START Passage provided

The change rate of carbon emission is shown in Eq. (11)

$$c=\left(1+\alpha \right)\times \left(1+\beta \right)\times \left(1+\gamma \right)\times \left(1+\delta \right)\times \left(1+\varepsilon \right)-1$$
(12)

Data

This study focuses on the time span during 2000–2018. The energy consumption measuring carbon emissions in the power industry comes from the China Energy Statistics Yearbook, and the average low calorific value, carbon content per calorific value, and carbon oxidation factor refer to (Fu and Qi 2014) research results. The data about population, GDP, thermal power generation, and total power generation are from the website of National Bureau of statistics. To eliminate the influence of the price factor, the GDP is adjusted according to the constant price in 2000.

Results

Descriptive statistics

The maximum of carbon emission is 4.222 billion tons, and the minimum is 1.086 billion tons. The maximum of fuel consumption is 421 million tons of standard coal, and the minimum is 442 million tons of standard coal. The maximum of thermal power generation is 5096.318 billion kWh, and the minimum is 1114.1 billion kwh. The maximum of total power generation is 7166.133 billion kWh, and the minimum is 1355.6 billion kwh.

Historical trend of carbon emission

The historical trend of carbon emissions in China’s power industry from 2000 to 2018 is shown in Fig. 1. In general, the carbon emission of the power industry was on the rise, from 1.086 billion tons in 2000 to 4.222 billion tons in 2018, with an average annual growth rate of 7.84%. From 2002 to 2006, the annual growth rate of carbon emissions was more than 12%. Notably, there was a downward trend in carbon emissions from 2013 to 2015, which might be related to the power sector’s efforts to eliminate backward production capacity and accelerate the application of clean energy after the State Council issued the Action Plan for Air Pollution Prevention and Control in 2013.

Fig. 1
figure 1

Historical trend of carbon emission in China’s power industry (2000–2018)

END Passage provided
START Information given

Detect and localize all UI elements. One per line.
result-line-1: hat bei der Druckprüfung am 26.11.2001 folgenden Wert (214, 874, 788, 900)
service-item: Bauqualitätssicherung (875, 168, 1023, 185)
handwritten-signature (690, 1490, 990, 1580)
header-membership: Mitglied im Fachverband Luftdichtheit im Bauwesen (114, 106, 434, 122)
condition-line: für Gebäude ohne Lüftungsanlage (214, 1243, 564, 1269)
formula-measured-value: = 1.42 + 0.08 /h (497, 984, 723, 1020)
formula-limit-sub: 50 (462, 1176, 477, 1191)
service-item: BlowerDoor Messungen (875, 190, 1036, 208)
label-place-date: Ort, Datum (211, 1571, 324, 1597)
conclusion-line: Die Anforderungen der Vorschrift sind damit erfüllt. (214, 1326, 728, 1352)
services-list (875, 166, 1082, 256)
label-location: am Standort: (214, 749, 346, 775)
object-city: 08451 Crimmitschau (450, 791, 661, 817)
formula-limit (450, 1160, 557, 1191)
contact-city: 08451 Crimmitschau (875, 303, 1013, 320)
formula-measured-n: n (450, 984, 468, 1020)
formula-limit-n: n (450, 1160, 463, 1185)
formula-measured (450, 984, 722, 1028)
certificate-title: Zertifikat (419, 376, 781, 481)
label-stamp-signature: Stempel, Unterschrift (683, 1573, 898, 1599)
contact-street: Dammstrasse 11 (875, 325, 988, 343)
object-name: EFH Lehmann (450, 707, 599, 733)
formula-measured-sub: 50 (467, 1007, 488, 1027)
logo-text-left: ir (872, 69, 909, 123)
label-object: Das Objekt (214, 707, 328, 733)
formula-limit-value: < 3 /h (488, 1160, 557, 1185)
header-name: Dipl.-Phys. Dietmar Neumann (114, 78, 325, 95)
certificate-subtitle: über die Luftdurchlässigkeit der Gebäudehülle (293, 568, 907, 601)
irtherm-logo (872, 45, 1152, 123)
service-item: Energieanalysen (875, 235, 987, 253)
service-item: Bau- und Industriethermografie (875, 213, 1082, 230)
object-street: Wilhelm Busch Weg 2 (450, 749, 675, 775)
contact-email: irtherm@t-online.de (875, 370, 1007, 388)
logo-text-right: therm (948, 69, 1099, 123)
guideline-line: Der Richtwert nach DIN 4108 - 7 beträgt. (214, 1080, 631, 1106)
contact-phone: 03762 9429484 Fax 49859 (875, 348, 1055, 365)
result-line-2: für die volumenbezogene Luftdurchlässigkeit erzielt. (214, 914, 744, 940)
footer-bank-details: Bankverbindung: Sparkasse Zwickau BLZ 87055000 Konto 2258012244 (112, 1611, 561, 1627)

END Information given

## Set of tasks
a: Name every kind of data that the study of carbon emissions in China's power industry says comes from the website of the National Bureau of Statistics.
b: Answer these questions using the study of carbon emissions in China's power industry.
(i) What time span does the study cover?
(ii) What was the average annual growth rate of carbon emissions in the power industry over that span?
(iii) To the constant price of which year is GDP adjusted?
c: Write the next part of the study of carbon emissions in China's power industry, beginning after its last line.

## The answers
a: Population, GDP, thermal power generation, and total power generation.

b:
(i) 2000–2018.
(ii) 7.84%.
(iii) 2000.

c:
Driving effect decomposition of carbon emission

In different “Five-Year Plan” periods in China, policies on carbon emission control could be different. In this paper, the time interval was divided into 2000–2005, 2005–2010, 2010–2015, and 2015–2018, and the trend of different effects was investigated on this basis.

According to Table 3, emission factor effect played a promoting role in carbon emissions except for 2010–2015. It indicated that the proportion of high emission fuels such as coal increased in most of the time. Conversion efficiency effect and power structure effect always inhibited carbon emissions. Power intensity effect promoted carbon emission in 2000–2005 and 2015–2018 and inhibited carbon emission in 2005–2015. It indicated that the power utilization efficiency in 2000–2005 and 2015–2018 was not ideal, and the power demand per unit GDP was on the rise, which led to the increase of carbon emissions. In contrast, the improvement of power efficiency from 2005 to 2015 was conducive to reducing carbon emissions of the power industry.

Table 3 Descriptive statistics

Because the four periods contain inconsistent lengths of years, we use the average to reflect the trend of the six factors. The average contribution value of emission factor effect to carbon emission change in different periods was 20 million tons, 19 million tons, -8 million tons, and 15 million tons, respectively. The negative value may be related to the 12th Five-Year Plan for Energy Development. The average contribution value of conversion efficiency effect to carbon emission reduction in different periods was 17 million tons, 60 million tons, 39 million tons, and 40 million tons, respectively. It showed that China actively improved energy efficiency, and the effect was the most obvious in 2005–2010. The inhibiting effect of power structure on carbon emission was first enhanced and then weakened, reaching the peak in 2010–2015, with an average reduction of carbon emissions of 48 million tons. It was closely related to the vigorous adjustment of electric power structure during the 12th Five-Year Plan period. The average contribution value of power intensity effect to carbon emission change in different periods was 44 million tons, -8 million tons, -39 million tons, and 15 million tons, respectively, with certain volatility. Economic output effect was the primary factor to promote carbon emissions in different periods, showing a trend of first strengthening and then weakening. Compared with the level in 2005–2010, the promoting effect of economic output was weakened after 2010. The population scale effect was weak in promoting carbon emissions, but it showed a trend of continuous growth. In 2015–2018, it resulted in an average increase in carbon emission of 20 million tons, which could be due to the continuous liberalization of China’s two-child policy to stimulate population growth.

For further analysis, the change trend of each effect year by year is calculated, and the results are shown in Fig. 2.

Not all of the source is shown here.